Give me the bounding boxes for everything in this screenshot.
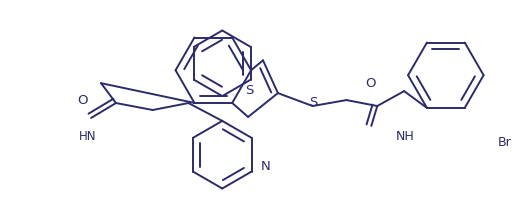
Text: NH: NH: [396, 130, 414, 143]
Text: Br: Br: [497, 136, 511, 149]
Text: O: O: [365, 77, 376, 90]
Text: O: O: [77, 94, 87, 107]
Text: S: S: [245, 84, 253, 97]
Text: S: S: [309, 95, 318, 109]
Text: N: N: [261, 160, 271, 173]
Text: HN: HN: [79, 130, 96, 143]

Directive
Reproduce the text of every item above word for word, omitting the pictures.

Output for this task
Give me the bounding boxes for everything in this screenshot.
Text: NH: NH: [396, 130, 414, 143]
Text: Br: Br: [497, 136, 511, 149]
Text: O: O: [365, 77, 376, 90]
Text: O: O: [77, 94, 87, 107]
Text: S: S: [245, 84, 253, 97]
Text: S: S: [309, 95, 318, 109]
Text: N: N: [261, 160, 271, 173]
Text: HN: HN: [79, 130, 96, 143]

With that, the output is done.